§ **Source extract**:
================================
The metaphor of the sciences as a landscape organized in different disciplines and specialties is an old one, but the idea that this landscape could perhaps be mapped by using aggregated journal-journal relations originated in the mind of the historian of science Derek de Solla Price when he was allowed access to the first experimental tape of the Science Citation Index 1961 (Price, 1965; Garfield & Sher, 1963). Price (1961) had been fascinated with the growth of scientific literature and its organization into journal structures ever since his study of the Philosophical Transactions of the Royal Society from its very beginning in 1665 (Price, 1951).[1]

 

Crane (1969, 1972) argued that the sciences are organized in relatively small communities which are controlled by invisible elites; Zuckerman & Merton (1971) emphasized the importance of the peer-review system in organizing these communities. Rewards in the community can be controlled in terms of reputations (Whitley, 1984). These self-reinforcing structures can be expected to lead to highly codified communications with strong boundaries (Leydesdorff & Van den Besselaar, 1997).

 

Might it be possible to operationalize sociological questions about interreading communities in terms of citation structures? (Mullins et al., 1977; Van den Besselaar & Leydesdorff, 1996). Soon after the publication of the first report on science indicators by the National Science Board of the U.S.A. in 1974, a conference was held where some of these founding fathers of the sociology of science met and discussed the potential of the Science Citation Index as a new source of scientific scholarship in terms of ‘a metric of science’ (Elkana, 1978). In 1978, the journal Scientometrics was launched for this very purpose and in the preface to the first issue, Price (1978) noted the preferential status of scientific literature as a source for such an enterprise:

 

“[…] I feel that scientometrics has potentially an even greater possibility of success than econometrics or sociometrics or even general bibliometrics. It becomes apparent, even from our first few decades of analysis, that science and scientific activity is peculiarly measurable and peculiarly regular in its behavior even compared with other modes of scholarship.” (Price, 1978, at p. 8)

 

Has Price’s dream come true? Has scientometrics become a robust science? Is a universal mapping of science feasible? (Wouters & Leydesdorff, 1994). During the 1980s various attempts were made to generate a so-called World Atlas of Science from citation data. The Institute of Scientific Information (ISI) first published an atlas of science in 1981 (Garfield, 1981). This atlas was built on the pioneering work of Small & Griffith (1974) who used co-citations as links for mapping the sciences (Small & Greenley, 1985; Small et al., 1985; Small, 1999).
================================
[Rows from a layout dataset]

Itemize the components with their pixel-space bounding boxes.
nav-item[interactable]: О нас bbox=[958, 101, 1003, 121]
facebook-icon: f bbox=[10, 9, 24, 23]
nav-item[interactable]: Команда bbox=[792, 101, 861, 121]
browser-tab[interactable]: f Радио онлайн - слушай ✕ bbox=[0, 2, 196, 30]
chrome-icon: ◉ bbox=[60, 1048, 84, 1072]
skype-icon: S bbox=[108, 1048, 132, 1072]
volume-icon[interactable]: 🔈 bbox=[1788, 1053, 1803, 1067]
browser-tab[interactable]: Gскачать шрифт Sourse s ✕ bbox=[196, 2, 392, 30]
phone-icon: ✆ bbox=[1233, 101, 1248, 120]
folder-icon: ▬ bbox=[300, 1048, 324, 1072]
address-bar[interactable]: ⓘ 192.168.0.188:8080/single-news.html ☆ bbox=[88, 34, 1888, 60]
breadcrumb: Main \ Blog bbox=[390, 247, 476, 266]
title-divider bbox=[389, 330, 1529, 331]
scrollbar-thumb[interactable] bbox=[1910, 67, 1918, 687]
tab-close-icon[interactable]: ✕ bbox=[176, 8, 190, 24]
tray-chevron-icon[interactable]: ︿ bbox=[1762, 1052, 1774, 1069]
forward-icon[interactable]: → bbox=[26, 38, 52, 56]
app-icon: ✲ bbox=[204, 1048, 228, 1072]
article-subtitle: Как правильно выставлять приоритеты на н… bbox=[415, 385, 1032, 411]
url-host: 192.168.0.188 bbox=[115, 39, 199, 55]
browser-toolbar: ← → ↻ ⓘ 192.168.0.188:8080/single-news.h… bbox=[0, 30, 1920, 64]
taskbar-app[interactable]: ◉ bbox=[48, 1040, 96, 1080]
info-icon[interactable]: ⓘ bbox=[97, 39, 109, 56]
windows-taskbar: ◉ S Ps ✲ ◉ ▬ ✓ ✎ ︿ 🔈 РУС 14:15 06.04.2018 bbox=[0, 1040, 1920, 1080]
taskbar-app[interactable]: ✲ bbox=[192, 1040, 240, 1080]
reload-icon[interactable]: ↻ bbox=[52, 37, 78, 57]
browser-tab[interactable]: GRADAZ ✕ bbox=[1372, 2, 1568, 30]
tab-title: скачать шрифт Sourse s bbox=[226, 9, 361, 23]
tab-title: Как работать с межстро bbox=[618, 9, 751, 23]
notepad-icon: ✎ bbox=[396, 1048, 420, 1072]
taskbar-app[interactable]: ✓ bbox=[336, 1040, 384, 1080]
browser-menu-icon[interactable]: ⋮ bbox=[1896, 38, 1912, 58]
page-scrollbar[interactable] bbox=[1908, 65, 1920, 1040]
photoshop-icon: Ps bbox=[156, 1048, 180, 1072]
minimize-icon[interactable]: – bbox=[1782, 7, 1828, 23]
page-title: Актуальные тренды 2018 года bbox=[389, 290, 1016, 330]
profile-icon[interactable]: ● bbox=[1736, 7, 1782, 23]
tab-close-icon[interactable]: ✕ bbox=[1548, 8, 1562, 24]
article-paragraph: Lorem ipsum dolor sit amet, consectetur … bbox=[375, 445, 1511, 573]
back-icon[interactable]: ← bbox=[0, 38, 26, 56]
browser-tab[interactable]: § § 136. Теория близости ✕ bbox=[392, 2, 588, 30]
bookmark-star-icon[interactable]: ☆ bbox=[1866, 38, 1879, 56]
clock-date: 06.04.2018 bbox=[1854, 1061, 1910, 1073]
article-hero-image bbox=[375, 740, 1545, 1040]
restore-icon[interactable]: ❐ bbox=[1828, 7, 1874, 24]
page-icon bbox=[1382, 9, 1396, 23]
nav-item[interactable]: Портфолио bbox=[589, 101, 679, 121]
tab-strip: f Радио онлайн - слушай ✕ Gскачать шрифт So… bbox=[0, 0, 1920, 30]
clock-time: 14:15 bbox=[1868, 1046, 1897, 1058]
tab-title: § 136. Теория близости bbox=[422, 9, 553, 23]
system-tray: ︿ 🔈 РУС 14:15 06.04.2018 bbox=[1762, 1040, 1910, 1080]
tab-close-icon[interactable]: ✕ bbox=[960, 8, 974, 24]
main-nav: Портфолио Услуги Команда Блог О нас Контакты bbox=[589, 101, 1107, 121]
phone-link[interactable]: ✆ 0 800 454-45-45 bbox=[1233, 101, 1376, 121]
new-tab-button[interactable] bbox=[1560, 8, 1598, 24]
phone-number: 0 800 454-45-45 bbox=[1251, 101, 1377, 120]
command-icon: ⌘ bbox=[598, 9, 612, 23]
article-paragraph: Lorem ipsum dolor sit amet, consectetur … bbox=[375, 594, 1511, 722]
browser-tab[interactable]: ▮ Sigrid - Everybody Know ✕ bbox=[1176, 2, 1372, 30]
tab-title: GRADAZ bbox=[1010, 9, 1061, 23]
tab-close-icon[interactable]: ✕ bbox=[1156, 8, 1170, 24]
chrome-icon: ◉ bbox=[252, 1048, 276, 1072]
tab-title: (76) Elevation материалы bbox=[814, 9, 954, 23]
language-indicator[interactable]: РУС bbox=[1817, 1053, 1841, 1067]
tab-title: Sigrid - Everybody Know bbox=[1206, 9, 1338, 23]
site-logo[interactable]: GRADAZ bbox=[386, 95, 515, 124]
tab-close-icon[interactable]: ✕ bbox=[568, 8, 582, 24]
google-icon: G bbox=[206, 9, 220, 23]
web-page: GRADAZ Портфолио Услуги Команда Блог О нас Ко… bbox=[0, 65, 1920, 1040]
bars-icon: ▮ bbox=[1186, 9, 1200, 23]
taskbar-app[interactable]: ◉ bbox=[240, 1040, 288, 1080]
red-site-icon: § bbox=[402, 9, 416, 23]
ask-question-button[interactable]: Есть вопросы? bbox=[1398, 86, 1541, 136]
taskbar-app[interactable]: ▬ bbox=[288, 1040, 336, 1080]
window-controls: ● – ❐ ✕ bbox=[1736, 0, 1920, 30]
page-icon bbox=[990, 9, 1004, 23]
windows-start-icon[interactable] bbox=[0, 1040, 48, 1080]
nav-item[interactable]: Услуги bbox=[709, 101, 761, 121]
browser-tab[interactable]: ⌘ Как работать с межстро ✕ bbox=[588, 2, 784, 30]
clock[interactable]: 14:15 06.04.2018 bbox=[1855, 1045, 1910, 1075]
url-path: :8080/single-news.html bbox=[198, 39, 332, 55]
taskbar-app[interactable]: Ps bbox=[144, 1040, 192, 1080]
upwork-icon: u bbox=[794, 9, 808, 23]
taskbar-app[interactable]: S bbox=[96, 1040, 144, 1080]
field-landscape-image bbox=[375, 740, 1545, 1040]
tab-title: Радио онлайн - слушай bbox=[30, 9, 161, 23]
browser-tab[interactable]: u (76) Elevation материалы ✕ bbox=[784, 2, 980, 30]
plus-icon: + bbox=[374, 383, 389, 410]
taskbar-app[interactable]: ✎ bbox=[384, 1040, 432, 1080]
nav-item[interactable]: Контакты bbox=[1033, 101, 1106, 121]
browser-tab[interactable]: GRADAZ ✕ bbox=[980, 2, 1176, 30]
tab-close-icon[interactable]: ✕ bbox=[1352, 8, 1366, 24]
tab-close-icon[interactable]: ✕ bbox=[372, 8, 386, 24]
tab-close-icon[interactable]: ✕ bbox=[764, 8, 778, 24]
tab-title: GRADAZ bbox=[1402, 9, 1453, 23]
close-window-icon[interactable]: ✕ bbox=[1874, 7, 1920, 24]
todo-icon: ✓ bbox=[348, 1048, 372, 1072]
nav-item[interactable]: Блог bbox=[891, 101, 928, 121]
================================
§ **Problems to work on**:
1. Edit the passage on mapping the sciences. Begin at the words "Crane (1969, 1972)" and stop after "den Besselaar, 1997).", replacing "invisible elites" with "informal elites".
2. Summarize the passage on mapping the sciences in two sentences.

§ **Task responses**:
1.
Crane (1969, 1972) argued that the sciences are organized in relatively small communities which are controlled by informal elites; Zuckerman & Merton (1971) emphasized the importance of the peer-review system in organizing these communities. Rewards in the community can be controlled in terms of reputations (Whitley, 1984). These self-reinforcing structures can be expected to lead to highly codified communications with strong boundaries (Leydesdorff & Van den Besselaar, 1997).

2. Derek de Solla Price, long fascinated by the growth of scientific literature and its organization into journals, conceived of mapping the sciences through aggregated journal-journal relations after gaining access to the first experimental tape of the Science Citation Index, and in the preface to the first issue of Scientometrics in 1978 he called science peculiarly measurable and regular. Sociologists had described the sciences as organized in small communities controlled by elites, and during the 1980s there were attempts to build a World Atlas of Science from citation data, including the atlas ISI published in 1981 on the basis of Small and Griffith's co-citation mapping.